# Data listing
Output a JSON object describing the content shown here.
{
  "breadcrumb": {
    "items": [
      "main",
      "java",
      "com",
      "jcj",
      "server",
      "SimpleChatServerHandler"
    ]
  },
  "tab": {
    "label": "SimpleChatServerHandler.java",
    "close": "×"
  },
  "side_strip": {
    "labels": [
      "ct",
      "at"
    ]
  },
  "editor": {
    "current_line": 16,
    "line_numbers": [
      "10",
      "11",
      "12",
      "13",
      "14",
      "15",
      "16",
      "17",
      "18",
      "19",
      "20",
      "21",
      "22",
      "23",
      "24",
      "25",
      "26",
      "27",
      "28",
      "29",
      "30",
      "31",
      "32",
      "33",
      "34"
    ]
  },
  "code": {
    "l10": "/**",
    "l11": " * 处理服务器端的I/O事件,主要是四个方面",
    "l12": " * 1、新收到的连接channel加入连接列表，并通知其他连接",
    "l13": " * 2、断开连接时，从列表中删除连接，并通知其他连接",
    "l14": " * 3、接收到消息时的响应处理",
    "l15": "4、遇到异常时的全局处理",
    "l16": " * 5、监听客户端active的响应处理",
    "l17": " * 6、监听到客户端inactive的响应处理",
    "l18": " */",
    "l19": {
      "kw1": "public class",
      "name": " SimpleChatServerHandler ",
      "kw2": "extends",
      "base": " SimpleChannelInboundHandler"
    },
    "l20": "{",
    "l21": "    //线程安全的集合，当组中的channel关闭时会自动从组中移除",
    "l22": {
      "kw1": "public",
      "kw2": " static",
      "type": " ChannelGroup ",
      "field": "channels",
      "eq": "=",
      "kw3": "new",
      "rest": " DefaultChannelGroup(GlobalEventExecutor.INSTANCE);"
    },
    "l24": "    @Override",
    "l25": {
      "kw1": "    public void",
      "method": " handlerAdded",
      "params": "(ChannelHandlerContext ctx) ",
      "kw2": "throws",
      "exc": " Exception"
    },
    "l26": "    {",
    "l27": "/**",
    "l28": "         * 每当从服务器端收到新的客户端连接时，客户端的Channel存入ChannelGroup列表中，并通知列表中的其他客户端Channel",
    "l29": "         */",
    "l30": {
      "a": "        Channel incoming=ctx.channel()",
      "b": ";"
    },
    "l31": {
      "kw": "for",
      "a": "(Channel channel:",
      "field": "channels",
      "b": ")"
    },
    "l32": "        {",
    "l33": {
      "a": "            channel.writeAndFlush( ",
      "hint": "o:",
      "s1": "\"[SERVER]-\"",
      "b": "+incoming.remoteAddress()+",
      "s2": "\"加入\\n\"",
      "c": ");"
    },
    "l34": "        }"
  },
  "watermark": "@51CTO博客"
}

# What to do
Copy out all lines where the word "java" appears.

# Complete response
      "java",
    "label": "SimpleChatServerHandler.java",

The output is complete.